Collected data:
* * * * * * *

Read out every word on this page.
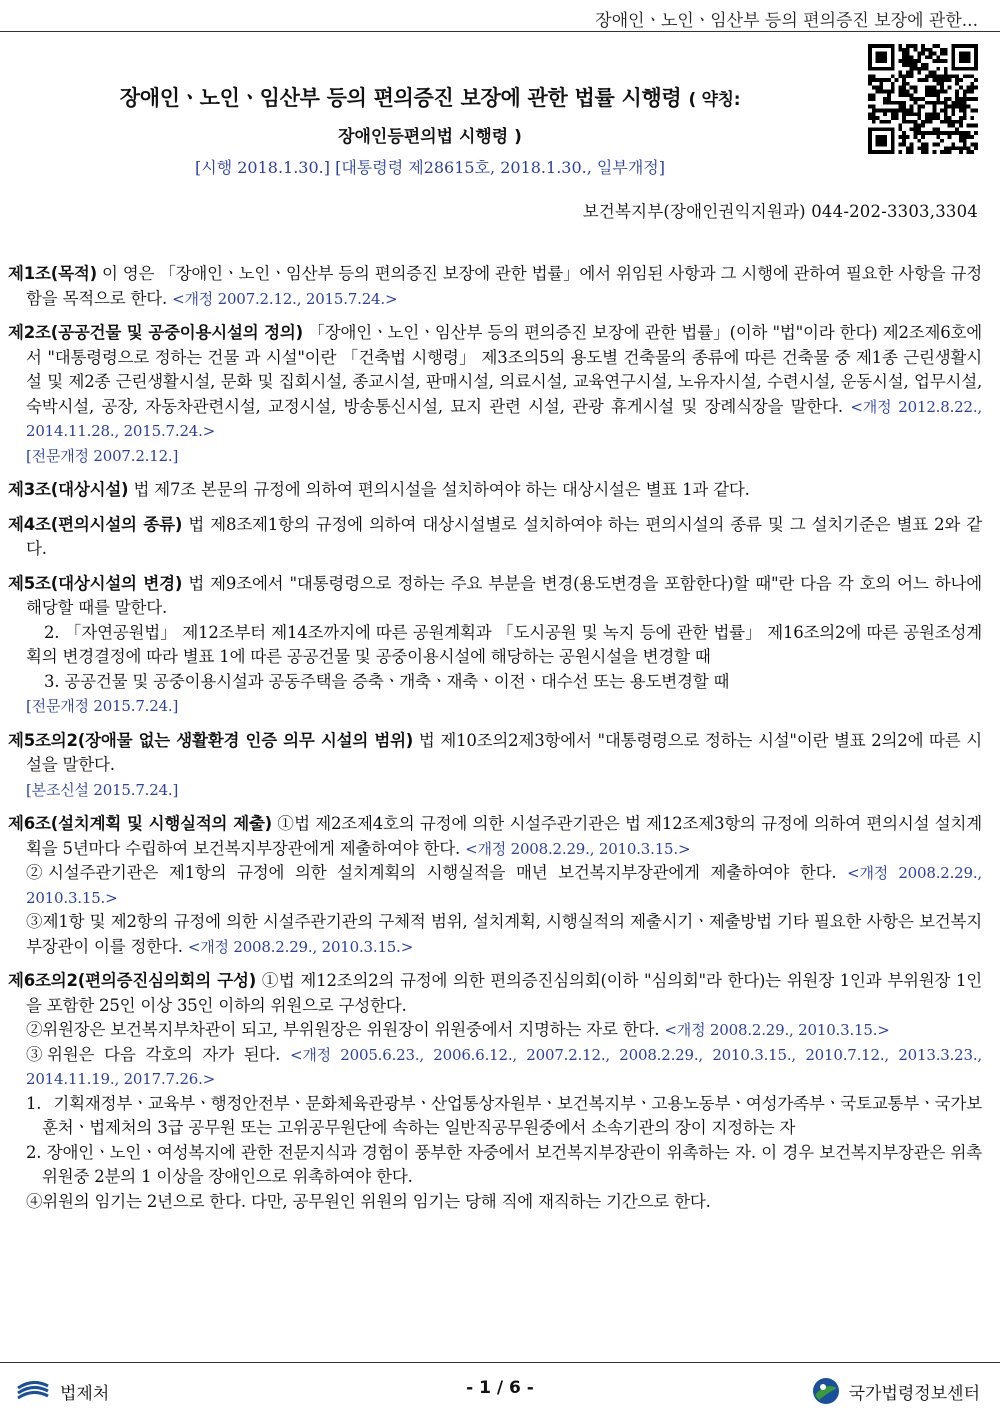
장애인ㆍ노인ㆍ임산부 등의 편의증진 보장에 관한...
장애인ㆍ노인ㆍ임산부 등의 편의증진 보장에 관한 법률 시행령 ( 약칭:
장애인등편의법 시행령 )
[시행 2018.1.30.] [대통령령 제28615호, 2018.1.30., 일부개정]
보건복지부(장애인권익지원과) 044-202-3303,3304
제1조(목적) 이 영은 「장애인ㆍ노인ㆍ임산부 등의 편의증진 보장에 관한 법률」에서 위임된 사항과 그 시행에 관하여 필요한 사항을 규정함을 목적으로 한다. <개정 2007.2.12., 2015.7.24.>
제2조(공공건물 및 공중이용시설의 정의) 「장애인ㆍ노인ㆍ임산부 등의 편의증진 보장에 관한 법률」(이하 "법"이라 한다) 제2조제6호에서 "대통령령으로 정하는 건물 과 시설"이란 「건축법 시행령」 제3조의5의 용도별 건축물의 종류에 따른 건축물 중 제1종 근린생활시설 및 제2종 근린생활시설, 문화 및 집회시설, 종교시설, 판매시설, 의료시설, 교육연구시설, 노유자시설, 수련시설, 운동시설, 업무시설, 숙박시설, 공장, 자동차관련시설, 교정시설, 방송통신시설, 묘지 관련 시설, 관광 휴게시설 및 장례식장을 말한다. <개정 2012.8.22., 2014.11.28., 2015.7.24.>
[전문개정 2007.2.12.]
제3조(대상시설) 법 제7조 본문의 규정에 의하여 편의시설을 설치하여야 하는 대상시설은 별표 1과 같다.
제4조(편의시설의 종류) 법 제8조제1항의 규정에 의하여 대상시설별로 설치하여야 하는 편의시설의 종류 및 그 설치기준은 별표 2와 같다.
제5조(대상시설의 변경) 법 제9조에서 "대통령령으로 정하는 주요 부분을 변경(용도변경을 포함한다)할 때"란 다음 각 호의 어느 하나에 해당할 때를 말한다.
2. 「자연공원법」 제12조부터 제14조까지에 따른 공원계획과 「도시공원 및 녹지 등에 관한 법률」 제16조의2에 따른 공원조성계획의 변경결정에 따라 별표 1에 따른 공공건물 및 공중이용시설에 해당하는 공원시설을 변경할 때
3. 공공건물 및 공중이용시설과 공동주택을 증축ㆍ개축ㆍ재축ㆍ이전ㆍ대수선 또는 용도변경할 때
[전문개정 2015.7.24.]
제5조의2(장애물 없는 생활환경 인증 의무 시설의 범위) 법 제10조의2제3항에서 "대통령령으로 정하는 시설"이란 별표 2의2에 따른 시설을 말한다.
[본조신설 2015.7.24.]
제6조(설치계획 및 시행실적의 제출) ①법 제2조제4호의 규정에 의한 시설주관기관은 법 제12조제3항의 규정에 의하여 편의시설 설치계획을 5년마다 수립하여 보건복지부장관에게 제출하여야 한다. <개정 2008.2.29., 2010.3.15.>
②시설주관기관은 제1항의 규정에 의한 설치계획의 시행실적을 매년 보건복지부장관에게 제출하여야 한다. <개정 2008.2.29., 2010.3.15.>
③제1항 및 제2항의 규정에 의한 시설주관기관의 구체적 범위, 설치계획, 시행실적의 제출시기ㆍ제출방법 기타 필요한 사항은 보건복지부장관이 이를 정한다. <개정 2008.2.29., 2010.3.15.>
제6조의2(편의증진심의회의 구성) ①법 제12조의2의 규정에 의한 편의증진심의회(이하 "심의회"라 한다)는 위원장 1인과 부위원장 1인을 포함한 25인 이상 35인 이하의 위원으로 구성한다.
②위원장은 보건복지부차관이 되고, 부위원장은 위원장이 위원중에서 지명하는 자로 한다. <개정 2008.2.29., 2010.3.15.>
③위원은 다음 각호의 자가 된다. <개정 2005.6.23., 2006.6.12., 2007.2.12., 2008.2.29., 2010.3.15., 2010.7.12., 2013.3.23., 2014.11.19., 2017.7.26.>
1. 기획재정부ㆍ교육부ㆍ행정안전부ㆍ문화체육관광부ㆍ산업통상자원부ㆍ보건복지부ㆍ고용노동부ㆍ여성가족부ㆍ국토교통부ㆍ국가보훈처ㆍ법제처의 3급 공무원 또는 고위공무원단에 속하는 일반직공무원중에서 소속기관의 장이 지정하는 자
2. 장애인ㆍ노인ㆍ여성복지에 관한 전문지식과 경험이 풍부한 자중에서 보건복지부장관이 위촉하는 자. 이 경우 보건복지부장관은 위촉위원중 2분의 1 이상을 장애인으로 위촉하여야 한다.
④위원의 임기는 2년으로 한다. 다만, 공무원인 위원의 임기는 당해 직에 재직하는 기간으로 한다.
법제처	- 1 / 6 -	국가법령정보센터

* * * * * * *

TASK DIRECTIONS:
Above are records with pictures; repeat the records exactly and leave the pictures out.

THE OUTPUT:
Read out every word on this page.
장애인ㆍ노인ㆍ임산부 등의 편의증진 보장에 관한...
장애인ㆍ노인ㆍ임산부 등의 편의증진 보장에 관한 법률 시행령 ( 약칭:
장애인등편의법 시행령 )
[시행 2018.1.30.] [대통령령 제28615호, 2018.1.30., 일부개정]
보건복지부(장애인권익지원과) 044-202-3303,3304
제1조(목적) 이 영은 「장애인ㆍ노인ㆍ임산부 등의 편의증진 보장에 관한 법률」에서 위임된 사항과 그 시행에 관하여 필요한 사항을 규정함을 목적으로 한다. <개정 2007.2.12., 2015.7.24.>
제2조(공공건물 및 공중이용시설의 정의) 「장애인ㆍ노인ㆍ임산부 등의 편의증진 보장에 관한 법률」(이하 "법"이라 한다) 제2조제6호에서 "대통령령으로 정하는 건물 과 시설"이란 「건축법 시행령」 제3조의5의 용도별 건축물의 종류에 따른 건축물 중 제1종 근린생활시설 및 제2종 근린생활시설, 문화 및 집회시설, 종교시설, 판매시설, 의료시설, 교육연구시설, 노유자시설, 수련시설, 운동시설, 업무시설, 숙박시설, 공장, 자동차관련시설, 교정시설, 방송통신시설, 묘지 관련 시설, 관광 휴게시설 및 장례식장을 말한다. <개정 2012.8.22., 2014.11.28., 2015.7.24.>
[전문개정 2007.2.12.]
제3조(대상시설) 법 제7조 본문의 규정에 의하여 편의시설을 설치하여야 하는 대상시설은 별표 1과 같다.
제4조(편의시설의 종류) 법 제8조제1항의 규정에 의하여 대상시설별로 설치하여야 하는 편의시설의 종류 및 그 설치기준은 별표 2와 같다.
제5조(대상시설의 변경) 법 제9조에서 "대통령령으로 정하는 주요 부분을 변경(용도변경을 포함한다)할 때"란 다음 각 호의 어느 하나에 해당할 때를 말한다.
2. 「자연공원법」 제12조부터 제14조까지에 따른 공원계획과 「도시공원 및 녹지 등에 관한 법률」 제16조의2에 따른 공원조성계획의 변경결정에 따라 별표 1에 따른 공공건물 및 공중이용시설에 해당하는 공원시설을 변경할 때
3. 공공건물 및 공중이용시설과 공동주택을 증축ㆍ개축ㆍ재축ㆍ이전ㆍ대수선 또는 용도변경할 때
[전문개정 2015.7.24.]
제5조의2(장애물 없는 생활환경 인증 의무 시설의 범위) 법 제10조의2제3항에서 "대통령령으로 정하는 시설"이란 별표 2의2에 따른 시설을 말한다.
[본조신설 2015.7.24.]
제6조(설치계획 및 시행실적의 제출) ①법 제2조제4호의 규정에 의한 시설주관기관은 법 제12조제3항의 규정에 의하여 편의시설 설치계획을 5년마다 수립하여 보건복지부장관에게 제출하여야 한다. <개정 2008.2.29., 2010.3.15.>
②시설주관기관은 제1항의 규정에 의한 설치계획의 시행실적을 매년 보건복지부장관에게 제출하여야 한다. <개정 2008.2.29., 2010.3.15.>
③제1항 및 제2항의 규정에 의한 시설주관기관의 구체적 범위, 설치계획, 시행실적의 제출시기ㆍ제출방법 기타 필요한 사항은 보건복지부장관이 이를 정한다. <개정 2008.2.29., 2010.3.15.>
제6조의2(편의증진심의회의 구성) ①법 제12조의2의 규정에 의한 편의증진심의회(이하 "심의회"라 한다)는 위원장 1인과 부위원장 1인을 포함한 25인 이상 35인 이하의 위원으로 구성한다.
②위원장은 보건복지부차관이 되고, 부위원장은 위원장이 위원중에서 지명하는 자로 한다. <개정 2008.2.29., 2010.3.15.>
③위원은 다음 각호의 자가 된다. <개정 2005.6.23., 2006.6.12., 2007.2.12., 2008.2.29., 2010.3.15., 2010.7.12., 2013.3.23., 2014.11.19., 2017.7.26.>
1. 기획재정부ㆍ교육부ㆍ행정안전부ㆍ문화체육관광부ㆍ산업통상자원부ㆍ보건복지부ㆍ고용노동부ㆍ여성가족부ㆍ국토교통부ㆍ국가보훈처ㆍ법제처의 3급 공무원 또는 고위공무원단에 속하는 일반직공무원중에서 소속기관의 장이 지정하는 자
2. 장애인ㆍ노인ㆍ여성복지에 관한 전문지식과 경험이 풍부한 자중에서 보건복지부장관이 위촉하는 자. 이 경우 보건복지부장관은 위촉위원중 2분의 1 이상을 장애인으로 위촉하여야 한다.
④위원의 임기는 2년으로 한다. 다만, 공무원인 위원의 임기는 당해 직에 재직하는 기간으로 한다.
법제처	- 1 / 6 -	국가법령정보센터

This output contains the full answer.